PROBLEM TO WORK ON: Return the listing word for word, as given.

DATA SUPPLIED:
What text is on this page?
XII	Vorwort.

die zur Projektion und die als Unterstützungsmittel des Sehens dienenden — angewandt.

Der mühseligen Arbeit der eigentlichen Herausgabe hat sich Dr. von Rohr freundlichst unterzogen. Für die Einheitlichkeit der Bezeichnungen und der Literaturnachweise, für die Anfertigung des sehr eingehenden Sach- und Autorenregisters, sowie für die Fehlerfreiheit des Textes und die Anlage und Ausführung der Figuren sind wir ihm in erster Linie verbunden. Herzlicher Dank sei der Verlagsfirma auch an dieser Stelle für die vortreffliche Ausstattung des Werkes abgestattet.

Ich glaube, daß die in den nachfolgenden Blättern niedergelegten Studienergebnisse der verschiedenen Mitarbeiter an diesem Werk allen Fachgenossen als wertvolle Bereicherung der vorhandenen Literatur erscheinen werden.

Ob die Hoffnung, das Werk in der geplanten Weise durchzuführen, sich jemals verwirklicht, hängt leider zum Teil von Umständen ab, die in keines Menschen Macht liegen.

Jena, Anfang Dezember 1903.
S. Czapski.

ANSWER TO THE PROBLEM:
What text is on this page?
XII	Vorwort.

die zur Projektion und die als Unterstützungsmittel des Sehens dienenden — angewandt.

Der mühseligen Arbeit der eigentlichen Herausgabe hat sich Dr. von Rohr freundlichst unterzogen. Für die Einheitlichkeit der Bezeichnungen und der Literaturnachweise, für die Anfertigung des sehr eingehenden Sach- und Autorenregisters, sowie für die Fehlerfreiheit des Textes und die Anlage und Ausführung der Figuren sind wir ihm in erster Linie verbunden. Herzlicher Dank sei der Verlagsfirma auch an dieser Stelle für die vortreffliche Ausstattung des Werkes abgestattet.

Ich glaube, daß die in den nachfolgenden Blättern niedergelegten Studienergebnisse der verschiedenen Mitarbeiter an diesem Werk allen Fachgenossen als wertvolle Bereicherung der vorhandenen Literatur erscheinen werden.

Ob die Hoffnung, das Werk in der geplanten Weise durchzuführen, sich jemals verwirklicht, hängt leider zum Teil von Umständen ab, die in keines Menschen Macht liegen.

Jena, Anfang Dezember 1903.
S. Czapski.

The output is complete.